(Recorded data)
+===+

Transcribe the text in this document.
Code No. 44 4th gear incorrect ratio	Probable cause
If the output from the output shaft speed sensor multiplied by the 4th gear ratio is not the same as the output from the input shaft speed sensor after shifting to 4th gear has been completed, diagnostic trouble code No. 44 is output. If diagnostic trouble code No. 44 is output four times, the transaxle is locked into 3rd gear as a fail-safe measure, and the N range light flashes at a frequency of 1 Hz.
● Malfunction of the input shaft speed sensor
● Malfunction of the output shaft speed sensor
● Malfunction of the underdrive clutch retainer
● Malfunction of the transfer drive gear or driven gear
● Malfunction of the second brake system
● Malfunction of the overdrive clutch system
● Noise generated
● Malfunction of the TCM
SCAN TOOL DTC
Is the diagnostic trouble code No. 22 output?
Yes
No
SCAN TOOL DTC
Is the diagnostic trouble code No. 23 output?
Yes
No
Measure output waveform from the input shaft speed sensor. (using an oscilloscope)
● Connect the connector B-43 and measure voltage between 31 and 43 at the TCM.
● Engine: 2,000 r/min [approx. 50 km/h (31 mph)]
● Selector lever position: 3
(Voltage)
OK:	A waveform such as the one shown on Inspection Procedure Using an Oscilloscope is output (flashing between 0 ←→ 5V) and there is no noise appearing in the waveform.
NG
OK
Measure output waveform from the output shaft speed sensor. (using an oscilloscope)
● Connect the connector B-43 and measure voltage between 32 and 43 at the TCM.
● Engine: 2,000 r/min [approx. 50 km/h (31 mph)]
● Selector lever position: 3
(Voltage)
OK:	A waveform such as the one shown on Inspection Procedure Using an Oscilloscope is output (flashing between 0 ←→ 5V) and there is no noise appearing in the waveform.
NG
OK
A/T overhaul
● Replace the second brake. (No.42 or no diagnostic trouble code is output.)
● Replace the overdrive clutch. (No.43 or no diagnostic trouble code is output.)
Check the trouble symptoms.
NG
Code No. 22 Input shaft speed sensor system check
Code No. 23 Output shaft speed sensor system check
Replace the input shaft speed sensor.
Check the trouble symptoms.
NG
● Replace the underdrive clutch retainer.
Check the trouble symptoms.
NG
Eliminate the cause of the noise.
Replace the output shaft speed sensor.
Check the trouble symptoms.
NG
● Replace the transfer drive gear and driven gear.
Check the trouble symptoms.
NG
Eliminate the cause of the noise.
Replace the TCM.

+===+

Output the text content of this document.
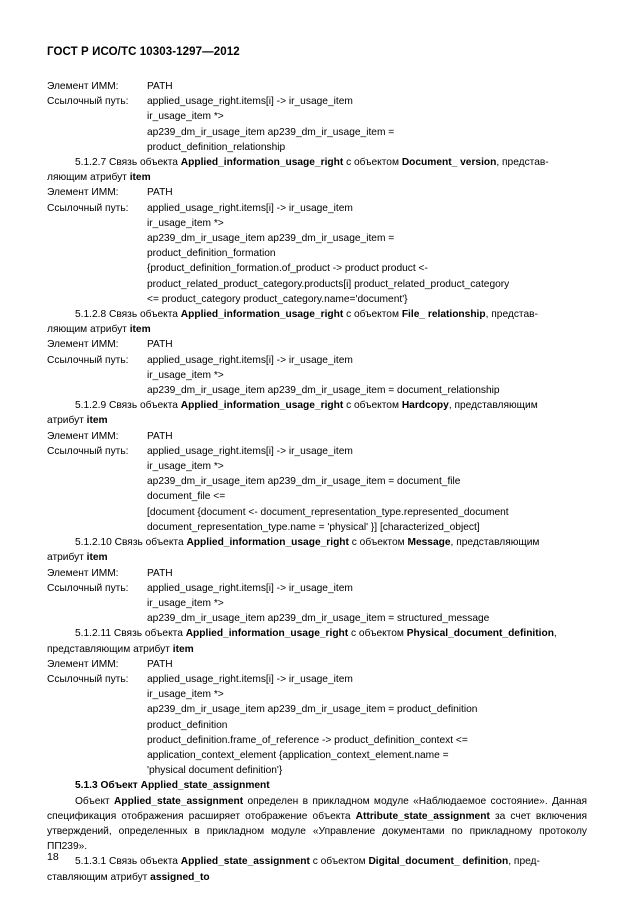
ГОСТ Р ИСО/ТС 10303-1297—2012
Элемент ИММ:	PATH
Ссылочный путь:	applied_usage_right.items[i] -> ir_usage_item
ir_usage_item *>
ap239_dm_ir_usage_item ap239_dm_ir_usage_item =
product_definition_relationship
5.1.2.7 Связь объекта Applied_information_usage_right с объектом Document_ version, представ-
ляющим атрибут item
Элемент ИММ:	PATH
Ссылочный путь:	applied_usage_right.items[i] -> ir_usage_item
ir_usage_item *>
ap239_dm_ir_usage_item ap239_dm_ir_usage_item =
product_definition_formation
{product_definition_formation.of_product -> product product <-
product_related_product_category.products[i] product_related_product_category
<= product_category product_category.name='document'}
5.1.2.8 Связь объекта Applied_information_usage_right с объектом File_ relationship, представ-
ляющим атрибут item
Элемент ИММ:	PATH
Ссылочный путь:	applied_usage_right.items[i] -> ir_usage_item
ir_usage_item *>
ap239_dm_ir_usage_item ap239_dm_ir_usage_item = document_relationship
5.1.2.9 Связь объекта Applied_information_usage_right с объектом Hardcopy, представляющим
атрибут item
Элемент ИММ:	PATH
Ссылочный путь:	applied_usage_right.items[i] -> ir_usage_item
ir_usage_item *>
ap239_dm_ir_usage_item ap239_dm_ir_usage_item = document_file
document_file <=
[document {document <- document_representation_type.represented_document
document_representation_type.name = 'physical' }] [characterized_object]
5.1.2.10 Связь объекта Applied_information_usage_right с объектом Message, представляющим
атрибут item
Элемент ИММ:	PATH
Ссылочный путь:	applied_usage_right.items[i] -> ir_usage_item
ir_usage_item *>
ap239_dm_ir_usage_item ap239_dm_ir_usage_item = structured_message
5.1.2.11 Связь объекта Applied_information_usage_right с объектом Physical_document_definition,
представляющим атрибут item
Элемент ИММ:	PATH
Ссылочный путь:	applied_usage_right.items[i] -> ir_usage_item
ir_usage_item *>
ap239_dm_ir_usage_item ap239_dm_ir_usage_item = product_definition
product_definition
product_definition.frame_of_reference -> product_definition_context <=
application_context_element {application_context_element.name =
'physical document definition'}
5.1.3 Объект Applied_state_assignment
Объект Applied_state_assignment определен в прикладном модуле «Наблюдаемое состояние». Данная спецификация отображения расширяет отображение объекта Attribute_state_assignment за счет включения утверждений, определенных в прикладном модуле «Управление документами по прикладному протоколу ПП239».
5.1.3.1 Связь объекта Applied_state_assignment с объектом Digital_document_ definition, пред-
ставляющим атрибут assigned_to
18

+===+

Look through the entries above. Extract each line with the word "this".

▶ _ANSWER_
Transcribe the text in this document.
Output the text content of this document.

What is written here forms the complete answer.